* Collected data entries *
-- start --

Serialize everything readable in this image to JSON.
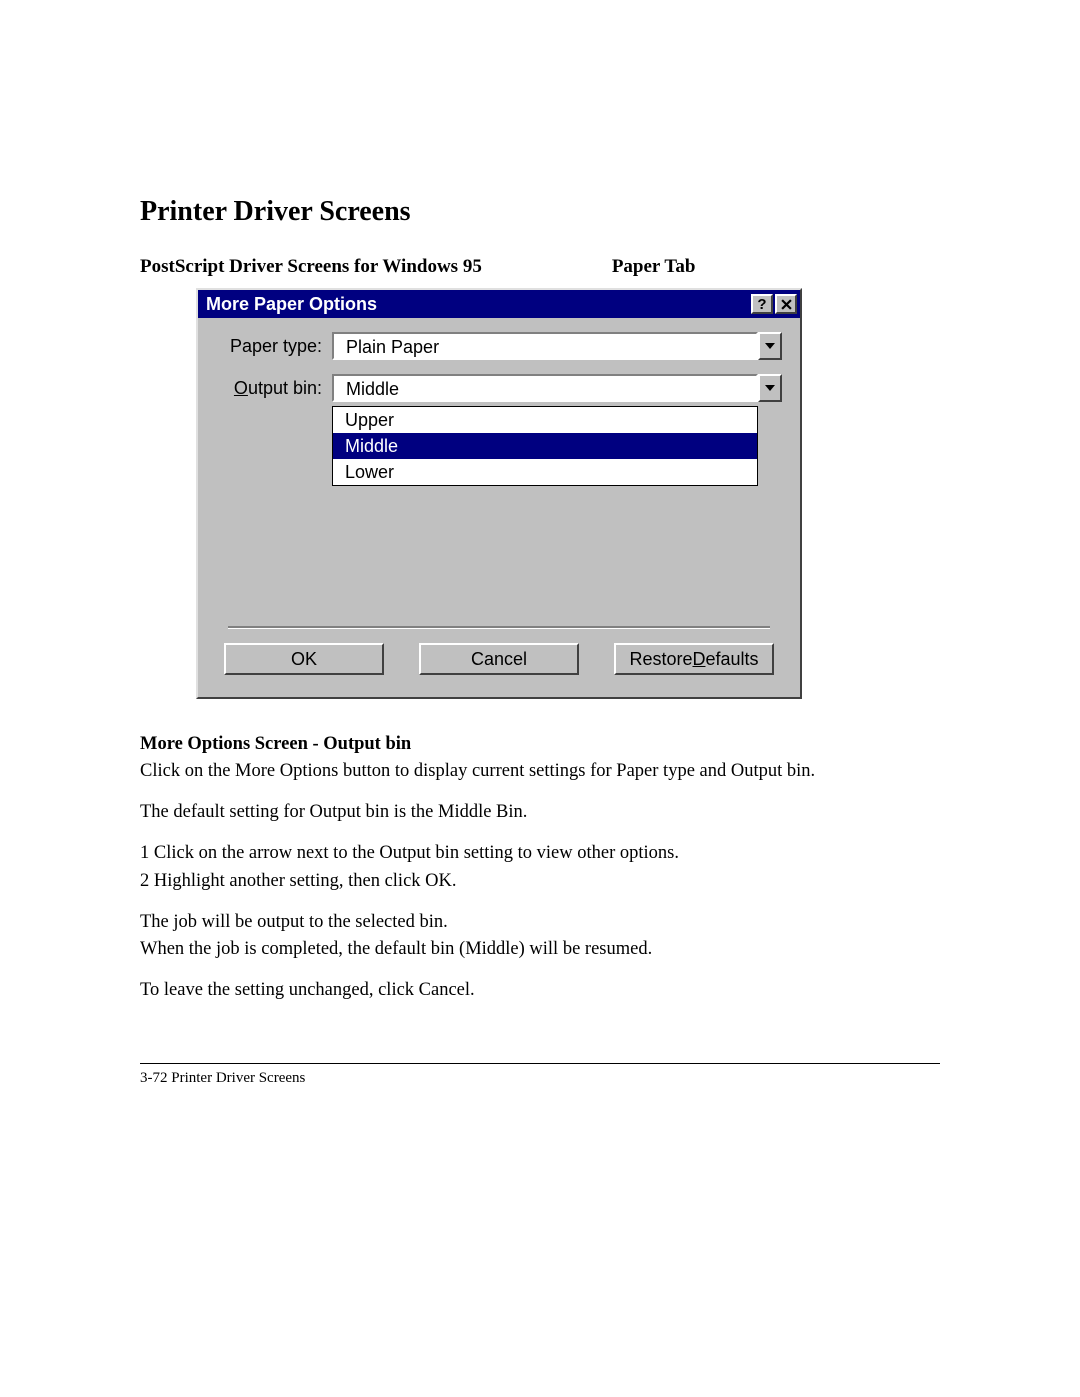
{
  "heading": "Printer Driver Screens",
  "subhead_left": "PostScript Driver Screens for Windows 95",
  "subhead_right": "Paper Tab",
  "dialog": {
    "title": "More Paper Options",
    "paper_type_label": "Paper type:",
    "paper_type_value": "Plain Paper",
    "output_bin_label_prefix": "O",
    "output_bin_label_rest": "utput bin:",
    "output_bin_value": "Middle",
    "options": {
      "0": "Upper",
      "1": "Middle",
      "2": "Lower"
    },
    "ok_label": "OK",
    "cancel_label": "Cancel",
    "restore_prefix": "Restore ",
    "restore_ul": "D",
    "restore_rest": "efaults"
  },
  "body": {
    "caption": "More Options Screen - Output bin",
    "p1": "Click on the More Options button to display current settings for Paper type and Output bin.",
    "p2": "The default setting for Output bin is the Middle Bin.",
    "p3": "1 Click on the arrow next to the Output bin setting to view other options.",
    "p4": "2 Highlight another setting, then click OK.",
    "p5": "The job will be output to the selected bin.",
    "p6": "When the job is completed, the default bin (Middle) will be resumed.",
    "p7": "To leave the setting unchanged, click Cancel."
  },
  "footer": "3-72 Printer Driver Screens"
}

-- end --

All of the lines above should be printed exactly, minus the pictures.

Serialize everything readable in this image to JSON.
{
  "heading": "Printer Driver Screens",
  "subhead_left": "PostScript Driver Screens for Windows 95",
  "subhead_right": "Paper Tab",
  "dialog": {
    "title": "More Paper Options",
    "paper_type_label": "Paper type:",
    "paper_type_value": "Plain Paper",
    "output_bin_label_prefix": "O",
    "output_bin_label_rest": "utput bin:",
    "output_bin_value": "Middle",
    "options": {
      "0": "Upper",
      "1": "Middle",
      "2": "Lower"
    },
    "ok_label": "OK",
    "cancel_label": "Cancel",
    "restore_prefix": "Restore ",
    "restore_ul": "D",
    "restore_rest": "efaults"
  },
  "body": {
    "caption": "More Options Screen - Output bin",
    "p1": "Click on the More Options button to display current settings for Paper type and Output bin.",
    "p2": "The default setting for Output bin is the Middle Bin.",
    "p3": "1 Click on the arrow next to the Output bin setting to view other options.",
    "p4": "2 Highlight another setting, then click OK.",
    "p5": "The job will be output to the selected bin.",
    "p6": "When the job is completed, the default bin (Middle) will be resumed.",
    "p7": "To leave the setting unchanged, click Cancel."
  },
  "footer": "3-72 Printer Driver Screens"
}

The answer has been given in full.